Set exercise: Give a verbatim quotation of every record.

--- start of The data ---

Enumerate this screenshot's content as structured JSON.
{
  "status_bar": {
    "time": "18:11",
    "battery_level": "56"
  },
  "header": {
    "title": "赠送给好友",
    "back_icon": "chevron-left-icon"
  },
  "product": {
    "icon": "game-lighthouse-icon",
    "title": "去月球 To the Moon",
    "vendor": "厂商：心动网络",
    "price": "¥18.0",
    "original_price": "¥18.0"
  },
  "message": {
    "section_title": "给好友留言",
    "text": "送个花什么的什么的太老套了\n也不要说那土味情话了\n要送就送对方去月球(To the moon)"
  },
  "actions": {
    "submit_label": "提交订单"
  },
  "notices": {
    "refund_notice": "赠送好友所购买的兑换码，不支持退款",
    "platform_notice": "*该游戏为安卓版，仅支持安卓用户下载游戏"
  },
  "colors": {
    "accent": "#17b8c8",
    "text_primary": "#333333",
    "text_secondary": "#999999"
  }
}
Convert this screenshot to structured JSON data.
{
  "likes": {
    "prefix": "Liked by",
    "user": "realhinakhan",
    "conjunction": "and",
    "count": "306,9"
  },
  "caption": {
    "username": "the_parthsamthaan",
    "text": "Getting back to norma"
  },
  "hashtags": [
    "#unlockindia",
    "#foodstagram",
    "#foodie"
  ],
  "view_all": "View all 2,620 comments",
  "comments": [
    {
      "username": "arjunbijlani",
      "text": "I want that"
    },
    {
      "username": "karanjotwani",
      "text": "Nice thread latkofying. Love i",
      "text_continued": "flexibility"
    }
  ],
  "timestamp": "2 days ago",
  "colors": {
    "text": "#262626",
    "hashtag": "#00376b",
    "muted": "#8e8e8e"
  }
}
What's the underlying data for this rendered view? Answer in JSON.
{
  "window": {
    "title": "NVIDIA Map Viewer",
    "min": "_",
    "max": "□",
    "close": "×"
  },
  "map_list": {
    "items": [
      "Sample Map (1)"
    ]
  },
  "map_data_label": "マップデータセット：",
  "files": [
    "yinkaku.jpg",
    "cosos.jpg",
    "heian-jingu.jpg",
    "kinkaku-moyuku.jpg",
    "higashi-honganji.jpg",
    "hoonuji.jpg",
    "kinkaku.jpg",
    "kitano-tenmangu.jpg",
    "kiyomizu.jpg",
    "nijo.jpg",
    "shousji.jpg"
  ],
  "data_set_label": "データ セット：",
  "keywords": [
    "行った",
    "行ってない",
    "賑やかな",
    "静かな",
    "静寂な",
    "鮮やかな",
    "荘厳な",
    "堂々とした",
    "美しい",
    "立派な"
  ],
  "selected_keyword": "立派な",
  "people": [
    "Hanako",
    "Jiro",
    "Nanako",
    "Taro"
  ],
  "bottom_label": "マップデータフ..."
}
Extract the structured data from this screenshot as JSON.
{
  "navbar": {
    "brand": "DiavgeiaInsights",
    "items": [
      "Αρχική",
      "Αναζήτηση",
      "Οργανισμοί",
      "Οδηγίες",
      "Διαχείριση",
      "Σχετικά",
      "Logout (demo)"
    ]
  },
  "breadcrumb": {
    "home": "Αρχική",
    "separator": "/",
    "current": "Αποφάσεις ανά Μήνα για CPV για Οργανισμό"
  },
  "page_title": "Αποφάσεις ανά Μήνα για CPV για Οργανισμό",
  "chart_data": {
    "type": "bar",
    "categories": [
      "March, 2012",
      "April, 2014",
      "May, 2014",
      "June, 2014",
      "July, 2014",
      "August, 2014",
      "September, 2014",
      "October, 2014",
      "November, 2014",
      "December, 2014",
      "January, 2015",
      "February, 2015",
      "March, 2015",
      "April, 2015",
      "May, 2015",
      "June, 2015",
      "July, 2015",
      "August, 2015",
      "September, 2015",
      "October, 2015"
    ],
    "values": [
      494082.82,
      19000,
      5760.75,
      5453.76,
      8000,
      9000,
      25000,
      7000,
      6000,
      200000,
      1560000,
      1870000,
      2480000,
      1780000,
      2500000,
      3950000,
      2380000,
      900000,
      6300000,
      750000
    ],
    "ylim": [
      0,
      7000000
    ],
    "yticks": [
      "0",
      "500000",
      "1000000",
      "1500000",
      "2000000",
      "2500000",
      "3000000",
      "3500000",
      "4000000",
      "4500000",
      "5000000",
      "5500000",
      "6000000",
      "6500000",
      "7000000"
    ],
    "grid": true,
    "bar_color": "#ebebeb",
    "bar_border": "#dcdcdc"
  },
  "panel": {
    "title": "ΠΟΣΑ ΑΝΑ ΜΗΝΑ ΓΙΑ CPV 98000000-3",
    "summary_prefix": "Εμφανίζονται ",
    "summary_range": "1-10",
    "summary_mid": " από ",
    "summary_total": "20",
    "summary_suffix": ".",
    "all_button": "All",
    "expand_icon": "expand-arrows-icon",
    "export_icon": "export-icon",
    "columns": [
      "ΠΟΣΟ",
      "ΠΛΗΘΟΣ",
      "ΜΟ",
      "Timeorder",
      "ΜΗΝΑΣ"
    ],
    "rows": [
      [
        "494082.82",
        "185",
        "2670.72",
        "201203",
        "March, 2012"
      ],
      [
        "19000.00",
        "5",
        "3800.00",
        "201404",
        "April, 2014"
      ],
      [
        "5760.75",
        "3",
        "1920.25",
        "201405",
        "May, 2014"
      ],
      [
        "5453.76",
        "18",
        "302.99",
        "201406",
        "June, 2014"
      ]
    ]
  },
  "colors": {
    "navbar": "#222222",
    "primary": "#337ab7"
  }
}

--- end of The data ---

Finished answer:
Enumerate this screenshot's content as structured JSON.
{
  "status_bar": {
    "time": "18:11",
    "battery_level": "56"
  },
  "header": {
    "title": "赠送给好友",
    "back_icon": "chevron-left-icon"
  },
  "product": {
    "icon": "game-lighthouse-icon",
    "title": "去月球 To the Moon",
    "vendor": "厂商：心动网络",
    "price": "¥18.0",
    "original_price": "¥18.0"
  },
  "message": {
    "section_title": "给好友留言",
    "text": "送个花什么的什么的太老套了\n也不要说那土味情话了\n要送就送对方去月球(To the moon)"
  },
  "actions": {
    "submit_label": "提交订单"
  },
  "notices": {
    "refund_notice": "赠送好友所购买的兑换码，不支持退款",
    "platform_notice": "*该游戏为安卓版，仅支持安卓用户下载游戏"
  },
  "colors": {
    "accent": "#17b8c8",
    "text_primary": "#333333",
    "text_secondary": "#999999"
  }
}
Convert this screenshot to structured JSON data.
{
  "likes": {
    "prefix": "Liked by",
    "user": "realhinakhan",
    "conjunction": "and",
    "count": "306,9"
  },
  "caption": {
    "username": "the_parthsamthaan",
    "text": "Getting back to norma"
  },
  "hashtags": [
    "#unlockindia",
    "#foodstagram",
    "#foodie"
  ],
  "view_all": "View all 2,620 comments",
  "comments": [
    {
      "username": "arjunbijlani",
      "text": "I want that"
    },
    {
      "username": "karanjotwani",
      "text": "Nice thread latkofying. Love i",
      "text_continued": "flexibility"
    }
  ],
  "timestamp": "2 days ago",
  "colors": {
    "text": "#262626",
    "hashtag": "#00376b",
    "muted": "#8e8e8e"
  }
}
What's the underlying data for this rendered view? Answer in JSON.
{
  "window": {
    "title": "NVIDIA Map Viewer",
    "min": "_",
    "max": "□",
    "close": "×"
  },
  "map_list": {
    "items": [
      "Sample Map (1)"
    ]
  },
  "map_data_label": "マップデータセット：",
  "files": [
    "yinkaku.jpg",
    "cosos.jpg",
    "heian-jingu.jpg",
    "kinkaku-moyuku.jpg",
    "higashi-honganji.jpg",
    "hoonuji.jpg",
    "kinkaku.jpg",
    "kitano-tenmangu.jpg",
    "kiyomizu.jpg",
    "nijo.jpg",
    "shousji.jpg"
  ],
  "data_set_label": "データ セット：",
  "keywords": [
    "行った",
    "行ってない",
    "賑やかな",
    "静かな",
    "静寂な",
    "鮮やかな",
    "荘厳な",
    "堂々とした",
    "美しい",
    "立派な"
  ],
  "selected_keyword": "立派な",
  "people": [
    "Hanako",
    "Jiro",
    "Nanako",
    "Taro"
  ],
  "bottom_label": "マップデータフ..."
}
Extract the structured data from this screenshot as JSON.
{
  "navbar": {
    "brand": "DiavgeiaInsights",
    "items": [
      "Αρχική",
      "Αναζήτηση",
      "Οργανισμοί",
      "Οδηγίες",
      "Διαχείριση",
      "Σχετικά",
      "Logout (demo)"
    ]
  },
  "breadcrumb": {
    "home": "Αρχική",
    "separator": "/",
    "current": "Αποφάσεις ανά Μήνα για CPV για Οργανισμό"
  },
  "page_title": "Αποφάσεις ανά Μήνα για CPV για Οργανισμό",
  "chart_data": {
    "type": "bar",
    "categories": [
      "March, 2012",
      "April, 2014",
      "May, 2014",
      "June, 2014",
      "July, 2014",
      "August, 2014",
      "September, 2014",
      "October, 2014",
      "November, 2014",
      "December, 2014",
      "January, 2015",
      "February, 2015",
      "March, 2015",
      "April, 2015",
      "May, 2015",
      "June, 2015",
      "July, 2015",
      "August, 2015",
      "September, 2015",
      "October, 2015"
    ],
    "values": [
      494082.82,
      19000,
      5760.75,
      5453.76,
      8000,
      9000,
      25000,
      7000,
      6000,
      200000,
      1560000,
      1870000,
      2480000,
      1780000,
      2500000,
      3950000,
      2380000,
      900000,
      6300000,
      750000
    ],
    "ylim": [
      0,
      7000000
    ],
    "yticks": [
      "0",
      "500000",
      "1000000",
      "1500000",
      "2000000",
      "2500000",
      "3000000",
      "3500000",
      "4000000",
      "4500000",
      "5000000",
      "5500000",
      "6000000",
      "6500000",
      "7000000"
    ],
    "grid": true,
    "bar_color": "#ebebeb",
    "bar_border": "#dcdcdc"
  },
  "panel": {
    "title": "ΠΟΣΑ ΑΝΑ ΜΗΝΑ ΓΙΑ CPV 98000000-3",
    "summary_prefix": "Εμφανίζονται ",
    "summary_range": "1-10",
    "summary_mid": " από ",
    "summary_total": "20",
    "summary_suffix": ".",
    "all_button": "All",
    "expand_icon": "expand-arrows-icon",
    "export_icon": "export-icon",
    "columns": [
      "ΠΟΣΟ",
      "ΠΛΗΘΟΣ",
      "ΜΟ",
      "Timeorder",
      "ΜΗΝΑΣ"
    ],
    "rows": [
      [
        "494082.82",
        "185",
        "2670.72",
        "201203",
        "March, 2012"
      ],
      [
        "19000.00",
        "5",
        "3800.00",
        "201404",
        "April, 2014"
      ],
      [
        "5760.75",
        "3",
        "1920.25",
        "201405",
        "May, 2014"
      ],
      [
        "5453.76",
        "18",
        "302.99",
        "201406",
        "June, 2014"
      ]
    ]
  },
  "colors": {
    "navbar": "#222222",
    "primary": "#337ab7"
  }
}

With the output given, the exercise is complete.